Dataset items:
## start
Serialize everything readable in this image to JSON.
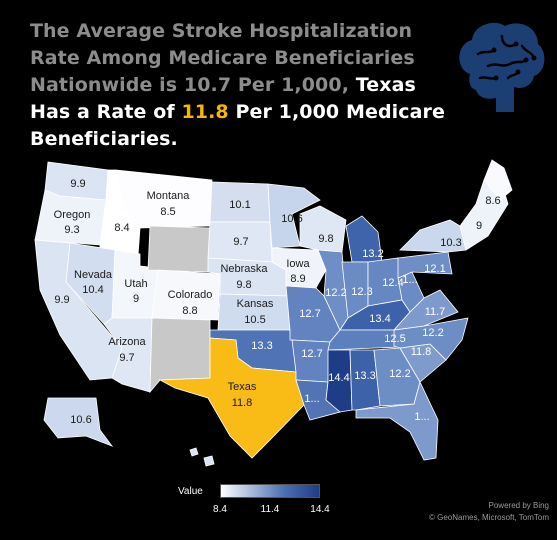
{
  "headline": {
    "part1": "The Average Stroke Hospitalization Rate Among Medicare Beneficiaries Nationwide is 10.7 Per 1,000, ",
    "part2": "Texas Has a Rate of ",
    "highlight": "11.8",
    "part3": " Per 1,000 Medicare Beneficiaries."
  },
  "icon": "brain-icon",
  "colors": {
    "highlight": "#f5b800",
    "scale_low": "#ffffff",
    "scale_high": "#1f3c88",
    "no_data": "#c8c8c8"
  },
  "map_labels": [
    {
      "id": "wa",
      "value": "9.9"
    },
    {
      "id": "or_name",
      "value": "Oregon"
    },
    {
      "id": "or",
      "value": "9.3"
    },
    {
      "id": "id",
      "value": "8.4"
    },
    {
      "id": "mt_name",
      "value": "Montana"
    },
    {
      "id": "mt",
      "value": "8.5"
    },
    {
      "id": "nd",
      "value": "10.1"
    },
    {
      "id": "mn",
      "value": "10.6"
    },
    {
      "id": "me",
      "value": "8.6"
    },
    {
      "id": "nh",
      "value": "9"
    },
    {
      "id": "wi",
      "value": "9.8"
    },
    {
      "id": "sd",
      "value": "9.7"
    },
    {
      "id": "mi",
      "value": "13.2"
    },
    {
      "id": "ny",
      "value": "10.3"
    },
    {
      "id": "ia_name",
      "value": "Iowa"
    },
    {
      "id": "ia",
      "value": "8.9"
    },
    {
      "id": "nv_name",
      "value": "Nevada"
    },
    {
      "id": "nv",
      "value": "10.4"
    },
    {
      "id": "ut_name",
      "value": "Utah"
    },
    {
      "id": "ut",
      "value": "9"
    },
    {
      "id": "ne_name",
      "value": "Nebraska"
    },
    {
      "id": "ne",
      "value": "9.8"
    },
    {
      "id": "pa",
      "value": "12.1"
    },
    {
      "id": "ca",
      "value": "9.9"
    },
    {
      "id": "co_name",
      "value": "Colorado"
    },
    {
      "id": "co",
      "value": "8.8"
    },
    {
      "id": "il",
      "value": "12.2"
    },
    {
      "id": "in",
      "value": "12.3"
    },
    {
      "id": "oh",
      "value": "12.4"
    },
    {
      "id": "wv",
      "value": "1..."
    },
    {
      "id": "ks_name",
      "value": "Kansas"
    },
    {
      "id": "ks",
      "value": "10.5"
    },
    {
      "id": "mo",
      "value": "12.7"
    },
    {
      "id": "ky",
      "value": "13.4"
    },
    {
      "id": "va",
      "value": "11.7"
    },
    {
      "id": "az_name",
      "value": "Arizona"
    },
    {
      "id": "az",
      "value": "9.7"
    },
    {
      "id": "ok",
      "value": "13.3"
    },
    {
      "id": "tn",
      "value": "12.5"
    },
    {
      "id": "nc",
      "value": "12.2"
    },
    {
      "id": "ar",
      "value": "12.7"
    },
    {
      "id": "sc",
      "value": "11.8"
    },
    {
      "id": "ms",
      "value": "14.4"
    },
    {
      "id": "al",
      "value": "13.3"
    },
    {
      "id": "ga",
      "value": "12.2"
    },
    {
      "id": "tx_name",
      "value": "Texas"
    },
    {
      "id": "tx",
      "value": "11.8"
    },
    {
      "id": "la",
      "value": "1..."
    },
    {
      "id": "fl",
      "value": "1..."
    },
    {
      "id": "ak",
      "value": "10.6"
    }
  ],
  "legend": {
    "title": "Value",
    "min": "8.4",
    "mid": "11.4",
    "max": "14.4"
  },
  "credits": {
    "line1": "Powered by Bing",
    "line2": "© GeoNames, Microsoft, TomTom"
  }
}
## end
Requirement: The data should be printed again unchanged; leave its pictures out.

Task response:
Serialize everything readable in this image to JSON.
{
  "headline": {
    "part1": "The Average Stroke Hospitalization Rate Among Medicare Beneficiaries Nationwide is 10.7 Per 1,000, ",
    "part2": "Texas Has a Rate of ",
    "highlight": "11.8",
    "part3": " Per 1,000 Medicare Beneficiaries."
  },
  "icon": "brain-icon",
  "colors": {
    "highlight": "#f5b800",
    "scale_low": "#ffffff",
    "scale_high": "#1f3c88",
    "no_data": "#c8c8c8"
  },
  "map_labels": [
    {
      "id": "wa",
      "value": "9.9"
    },
    {
      "id": "or_name",
      "value": "Oregon"
    },
    {
      "id": "or",
      "value": "9.3"
    },
    {
      "id": "id",
      "value": "8.4"
    },
    {
      "id": "mt_name",
      "value": "Montana"
    },
    {
      "id": "mt",
      "value": "8.5"
    },
    {
      "id": "nd",
      "value": "10.1"
    },
    {
      "id": "mn",
      "value": "10.6"
    },
    {
      "id": "me",
      "value": "8.6"
    },
    {
      "id": "nh",
      "value": "9"
    },
    {
      "id": "wi",
      "value": "9.8"
    },
    {
      "id": "sd",
      "value": "9.7"
    },
    {
      "id": "mi",
      "value": "13.2"
    },
    {
      "id": "ny",
      "value": "10.3"
    },
    {
      "id": "ia_name",
      "value": "Iowa"
    },
    {
      "id": "ia",
      "value": "8.9"
    },
    {
      "id": "nv_name",
      "value": "Nevada"
    },
    {
      "id": "nv",
      "value": "10.4"
    },
    {
      "id": "ut_name",
      "value": "Utah"
    },
    {
      "id": "ut",
      "value": "9"
    },
    {
      "id": "ne_name",
      "value": "Nebraska"
    },
    {
      "id": "ne",
      "value": "9.8"
    },
    {
      "id": "pa",
      "value": "12.1"
    },
    {
      "id": "ca",
      "value": "9.9"
    },
    {
      "id": "co_name",
      "value": "Colorado"
    },
    {
      "id": "co",
      "value": "8.8"
    },
    {
      "id": "il",
      "value": "12.2"
    },
    {
      "id": "in",
      "value": "12.3"
    },
    {
      "id": "oh",
      "value": "12.4"
    },
    {
      "id": "wv",
      "value": "1..."
    },
    {
      "id": "ks_name",
      "value": "Kansas"
    },
    {
      "id": "ks",
      "value": "10.5"
    },
    {
      "id": "mo",
      "value": "12.7"
    },
    {
      "id": "ky",
      "value": "13.4"
    },
    {
      "id": "va",
      "value": "11.7"
    },
    {
      "id": "az_name",
      "value": "Arizona"
    },
    {
      "id": "az",
      "value": "9.7"
    },
    {
      "id": "ok",
      "value": "13.3"
    },
    {
      "id": "tn",
      "value": "12.5"
    },
    {
      "id": "nc",
      "value": "12.2"
    },
    {
      "id": "ar",
      "value": "12.7"
    },
    {
      "id": "sc",
      "value": "11.8"
    },
    {
      "id": "ms",
      "value": "14.4"
    },
    {
      "id": "al",
      "value": "13.3"
    },
    {
      "id": "ga",
      "value": "12.2"
    },
    {
      "id": "tx_name",
      "value": "Texas"
    },
    {
      "id": "tx",
      "value": "11.8"
    },
    {
      "id": "la",
      "value": "1..."
    },
    {
      "id": "fl",
      "value": "1..."
    },
    {
      "id": "ak",
      "value": "10.6"
    }
  ],
  "legend": {
    "title": "Value",
    "min": "8.4",
    "mid": "11.4",
    "max": "14.4"
  },
  "credits": {
    "line1": "Powered by Bing",
    "line2": "© GeoNames, Microsoft, TomTom"
  }
}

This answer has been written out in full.